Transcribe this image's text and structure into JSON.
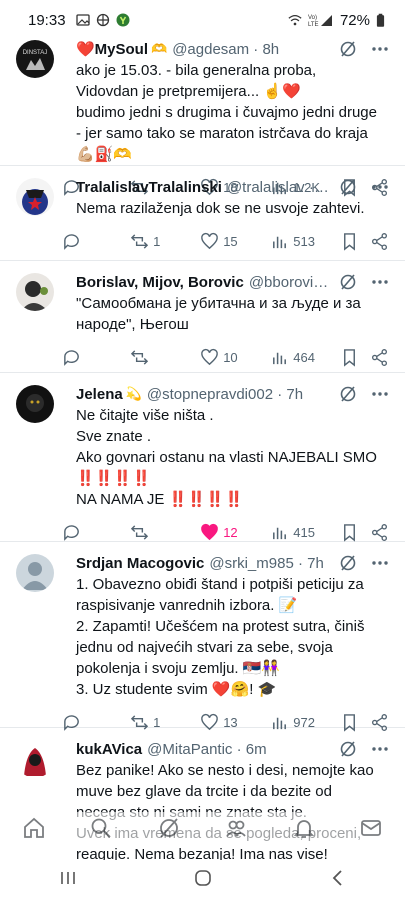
{
  "status": {
    "time": "19:33",
    "battery": "72%"
  },
  "tweets": [
    {
      "name": "❤️MySoul",
      "name_emoji": "🫶",
      "handle": "@agdesam · 8h",
      "lines": [
        "ako je 15.03. - bila generalna proba, Vidovdan je pretpremijera... ☝️❤️",
        "budimo jedni s drugima i čuvajmo jedni druge - jer samo tako se maraton istrčava do kraja 💪🏼⛽🫶"
      ],
      "replies": "",
      "retweets": "",
      "likes": "18",
      "views": "1.2K",
      "liked": false
    },
    {
      "name": "TralalislavTralalinski",
      "name_emoji": "",
      "handle": "@tralalislav · 6h",
      "lines": [
        "Nema razilaženja dok se ne usvoje zahtevi."
      ],
      "replies": "",
      "retweets": "1",
      "likes": "15",
      "views": "513",
      "liked": false
    },
    {
      "name": "Borislav, Mijov, Borovic",
      "name_emoji": "",
      "handle": "@bborovic3 · 4h",
      "lines": [
        "\"Самообмана је убитачна и за људе и за народе\", Његош"
      ],
      "replies": "",
      "retweets": "",
      "likes": "10",
      "views": "464",
      "liked": false
    },
    {
      "name": "Jelena",
      "name_emoji": "💫",
      "handle": "@stopnepravdi002 · 7h",
      "lines": [
        "Ne čitajte više ništa .",
        "Sve znate .",
        "Ako govnari ostanu na vlasti NAJEBALI SMO ‼️‼️‼️‼️",
        "NA NAMA JE ‼️‼️‼️‼️"
      ],
      "replies": "",
      "retweets": "",
      "likes": "12",
      "views": "415",
      "liked": true
    },
    {
      "name": "Srdjan Macogovic",
      "name_emoji": "",
      "handle": "@srki_m985 · 7h",
      "lines": [
        "1. Obavezno obiđi štand i potpiši peticiju za raspisivanje vanrednih izbora. 📝",
        "2. Zapamti! Učešćem na protest sutra, činiš jednu od najvećih stvari za sebe, svoja pokolenja i svoju zemlju. 🇷🇸👭",
        "3. Uz studente svim ❤️🤗! 🎓"
      ],
      "replies": "",
      "retweets": "1",
      "likes": "13",
      "views": "972",
      "liked": false
    },
    {
      "name": "kukAVica",
      "name_emoji": "",
      "handle": "@MitaPantic · 6m",
      "lines": [
        "Bez panike! Ako se nesto i desi, nemojte kao muve bez glave da trcite i da bezite od necega sto ni sami ne znate sta je.",
        "Uvek ima vremena da se pogleda, proceni, reaguje. Nema bezanja! Ima nas vise!"
      ],
      "replies": "",
      "retweets": "",
      "likes": "",
      "views": "",
      "liked": false
    }
  ]
}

◇ ◇ ◇ ◇

_REQUIRED TASK_
Go back to the records above and write them out exactly, without the pictures.

_SOLUTION_
Transcribe this image's text and structure into JSON.
{
  "status": {
    "time": "19:33",
    "battery": "72%"
  },
  "tweets": [
    {
      "name": "❤️MySoul",
      "name_emoji": "🫶",
      "handle": "@agdesam · 8h",
      "lines": [
        "ako je 15.03. - bila generalna proba, Vidovdan je pretpremijera... ☝️❤️",
        "budimo jedni s drugima i čuvajmo jedni druge - jer samo tako se maraton istrčava do kraja 💪🏼⛽🫶"
      ],
      "replies": "",
      "retweets": "",
      "likes": "18",
      "views": "1.2K",
      "liked": false
    },
    {
      "name": "TralalislavTralalinski",
      "name_emoji": "",
      "handle": "@tralalislav · 6h",
      "lines": [
        "Nema razilaženja dok se ne usvoje zahtevi."
      ],
      "replies": "",
      "retweets": "1",
      "likes": "15",
      "views": "513",
      "liked": false
    },
    {
      "name": "Borislav, Mijov, Borovic",
      "name_emoji": "",
      "handle": "@bborovic3 · 4h",
      "lines": [
        "\"Самообмана је убитачна и за људе и за народе\", Његош"
      ],
      "replies": "",
      "retweets": "",
      "likes": "10",
      "views": "464",
      "liked": false
    },
    {
      "name": "Jelena",
      "name_emoji": "💫",
      "handle": "@stopnepravdi002 · 7h",
      "lines": [
        "Ne čitajte više ništa .",
        "Sve znate .",
        "Ako govnari ostanu na vlasti NAJEBALI SMO ‼️‼️‼️‼️",
        "NA NAMA JE ‼️‼️‼️‼️"
      ],
      "replies": "",
      "retweets": "",
      "likes": "12",
      "views": "415",
      "liked": true
    },
    {
      "name": "Srdjan Macogovic",
      "name_emoji": "",
      "handle": "@srki_m985 · 7h",
      "lines": [
        "1. Obavezno obiđi štand i potpiši peticiju za raspisivanje vanrednih izbora. 📝",
        "2. Zapamti! Učešćem na protest sutra, činiš jednu od najvećih stvari za sebe, svoja pokolenja i svoju zemlju. 🇷🇸👭",
        "3. Uz studente svim ❤️🤗! 🎓"
      ],
      "replies": "",
      "retweets": "1",
      "likes": "13",
      "views": "972",
      "liked": false
    },
    {
      "name": "kukAVica",
      "name_emoji": "",
      "handle": "@MitaPantic · 6m",
      "lines": [
        "Bez panike! Ako se nesto i desi, nemojte kao muve bez glave da trcite i da bezite od necega sto ni sami ne znate sta je.",
        "Uvek ima vremena da se pogleda, proceni, reaguje. Nema bezanja! Ima nas vise!"
      ],
      "replies": "",
      "retweets": "",
      "likes": "",
      "views": "",
      "liked": false
    }
  ]
}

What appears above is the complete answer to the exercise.